Task description: Exactly as they appear, output all of the records. Skip any images.

·····

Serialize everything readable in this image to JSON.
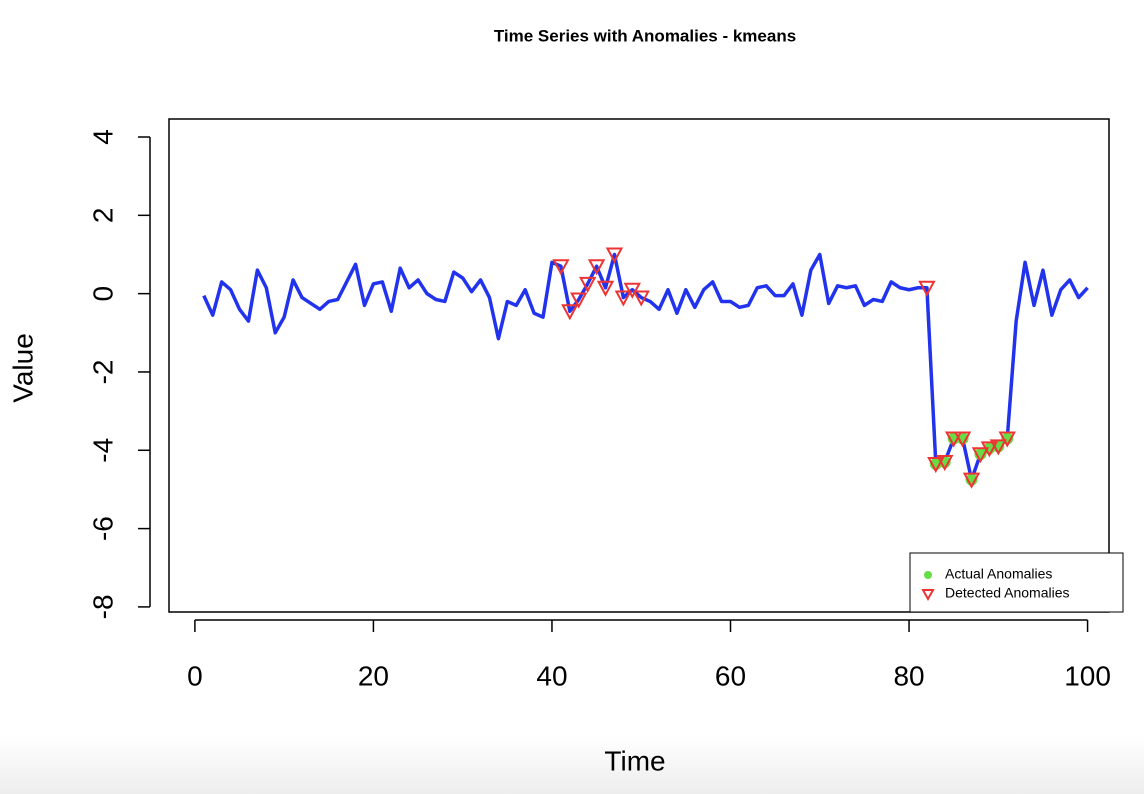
{
  "chart_data": {
    "type": "line",
    "title": "Time Series with Anomalies - kmeans",
    "x_label": "Time",
    "y_label": "Value",
    "xlim": [
      -2.9,
      102.4
    ],
    "ylim": [
      -8.13,
      4.46
    ],
    "xticks": [
      0,
      20,
      40,
      60,
      80,
      100
    ],
    "yticks": [
      -8,
      -6,
      -4,
      -2,
      0,
      2,
      4
    ],
    "legend": "bottomright",
    "series": [
      {
        "name": "Value",
        "color": "#2233ee",
        "x": [
          1,
          2,
          3,
          4,
          5,
          6,
          7,
          8,
          9,
          10,
          11,
          12,
          13,
          14,
          15,
          16,
          17,
          18,
          19,
          20,
          21,
          22,
          23,
          24,
          25,
          26,
          27,
          28,
          29,
          30,
          31,
          32,
          33,
          34,
          35,
          36,
          37,
          38,
          39,
          40,
          41,
          42,
          43,
          44,
          45,
          46,
          47,
          48,
          49,
          50,
          51,
          52,
          53,
          54,
          55,
          56,
          57,
          58,
          59,
          60,
          61,
          62,
          63,
          64,
          65,
          66,
          67,
          68,
          69,
          70,
          71,
          72,
          73,
          74,
          75,
          76,
          77,
          78,
          79,
          80,
          81,
          82,
          83,
          84,
          85,
          86,
          87,
          88,
          89,
          90,
          91,
          92,
          93,
          94,
          95,
          96,
          97,
          98,
          99,
          100
        ],
        "values": [
          -0.05,
          -0.55,
          0.3,
          0.1,
          -0.4,
          -0.7,
          0.6,
          0.15,
          -1.0,
          -0.6,
          0.35,
          -0.1,
          -0.25,
          -0.4,
          -0.2,
          -0.15,
          0.3,
          0.75,
          -0.3,
          0.25,
          0.3,
          -0.45,
          0.65,
          0.15,
          0.35,
          0.0,
          -0.15,
          -0.2,
          0.55,
          0.4,
          0.05,
          0.35,
          -0.1,
          -1.15,
          -0.2,
          -0.3,
          0.1,
          -0.5,
          -0.6,
          0.8,
          0.7,
          -0.45,
          -0.15,
          0.25,
          0.7,
          0.15,
          1.0,
          -0.1,
          0.1,
          -0.1,
          -0.2,
          -0.4,
          0.1,
          -0.5,
          0.1,
          -0.35,
          0.1,
          0.3,
          -0.2,
          -0.2,
          -0.35,
          -0.3,
          0.15,
          0.2,
          -0.05,
          -0.05,
          0.25,
          -0.55,
          0.6,
          1.0,
          -0.25,
          0.2,
          0.15,
          0.2,
          -0.3,
          -0.15,
          -0.2,
          0.3,
          0.15,
          0.1,
          0.15,
          0.15,
          -4.35,
          -4.3,
          -3.7,
          -3.7,
          -4.75,
          -4.1,
          -3.95,
          -3.9,
          -3.7,
          -0.7,
          0.8,
          -0.3,
          0.6,
          -0.55,
          0.1,
          0.35,
          -0.1,
          0.15
        ]
      }
    ],
    "anomalies": [
      {
        "name": "Actual Anomalies",
        "color": "#66dd44",
        "marker": "circle",
        "x": [
          83,
          84,
          85,
          86,
          87,
          88,
          89,
          90,
          91
        ]
      },
      {
        "name": "Detected Anomalies",
        "color": "#ee3333",
        "marker": "triangle-down",
        "x": [
          41,
          42,
          43,
          44,
          45,
          46,
          47,
          48,
          49,
          50,
          82,
          83,
          84,
          85,
          86,
          87,
          88,
          89,
          90,
          91
        ]
      }
    ]
  }
}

·····

Correct response:
Serialize everything readable in this image to JSON.
{
  "chart_data": {
    "type": "line",
    "title": "Time Series with Anomalies - kmeans",
    "x_label": "Time",
    "y_label": "Value",
    "xlim": [
      -2.9,
      102.4
    ],
    "ylim": [
      -8.13,
      4.46
    ],
    "xticks": [
      0,
      20,
      40,
      60,
      80,
      100
    ],
    "yticks": [
      -8,
      -6,
      -4,
      -2,
      0,
      2,
      4
    ],
    "legend": "bottomright",
    "series": [
      {
        "name": "Value",
        "color": "#2233ee",
        "x": [
          1,
          2,
          3,
          4,
          5,
          6,
          7,
          8,
          9,
          10,
          11,
          12,
          13,
          14,
          15,
          16,
          17,
          18,
          19,
          20,
          21,
          22,
          23,
          24,
          25,
          26,
          27,
          28,
          29,
          30,
          31,
          32,
          33,
          34,
          35,
          36,
          37,
          38,
          39,
          40,
          41,
          42,
          43,
          44,
          45,
          46,
          47,
          48,
          49,
          50,
          51,
          52,
          53,
          54,
          55,
          56,
          57,
          58,
          59,
          60,
          61,
          62,
          63,
          64,
          65,
          66,
          67,
          68,
          69,
          70,
          71,
          72,
          73,
          74,
          75,
          76,
          77,
          78,
          79,
          80,
          81,
          82,
          83,
          84,
          85,
          86,
          87,
          88,
          89,
          90,
          91,
          92,
          93,
          94,
          95,
          96,
          97,
          98,
          99,
          100
        ],
        "values": [
          -0.05,
          -0.55,
          0.3,
          0.1,
          -0.4,
          -0.7,
          0.6,
          0.15,
          -1.0,
          -0.6,
          0.35,
          -0.1,
          -0.25,
          -0.4,
          -0.2,
          -0.15,
          0.3,
          0.75,
          -0.3,
          0.25,
          0.3,
          -0.45,
          0.65,
          0.15,
          0.35,
          0.0,
          -0.15,
          -0.2,
          0.55,
          0.4,
          0.05,
          0.35,
          -0.1,
          -1.15,
          -0.2,
          -0.3,
          0.1,
          -0.5,
          -0.6,
          0.8,
          0.7,
          -0.45,
          -0.15,
          0.25,
          0.7,
          0.15,
          1.0,
          -0.1,
          0.1,
          -0.1,
          -0.2,
          -0.4,
          0.1,
          -0.5,
          0.1,
          -0.35,
          0.1,
          0.3,
          -0.2,
          -0.2,
          -0.35,
          -0.3,
          0.15,
          0.2,
          -0.05,
          -0.05,
          0.25,
          -0.55,
          0.6,
          1.0,
          -0.25,
          0.2,
          0.15,
          0.2,
          -0.3,
          -0.15,
          -0.2,
          0.3,
          0.15,
          0.1,
          0.15,
          0.15,
          -4.35,
          -4.3,
          -3.7,
          -3.7,
          -4.75,
          -4.1,
          -3.95,
          -3.9,
          -3.7,
          -0.7,
          0.8,
          -0.3,
          0.6,
          -0.55,
          0.1,
          0.35,
          -0.1,
          0.15
        ]
      }
    ],
    "anomalies": [
      {
        "name": "Actual Anomalies",
        "color": "#66dd44",
        "marker": "circle",
        "x": [
          83,
          84,
          85,
          86,
          87,
          88,
          89,
          90,
          91
        ]
      },
      {
        "name": "Detected Anomalies",
        "color": "#ee3333",
        "marker": "triangle-down",
        "x": [
          41,
          42,
          43,
          44,
          45,
          46,
          47,
          48,
          49,
          50,
          82,
          83,
          84,
          85,
          86,
          87,
          88,
          89,
          90,
          91
        ]
      }
    ]
  }
}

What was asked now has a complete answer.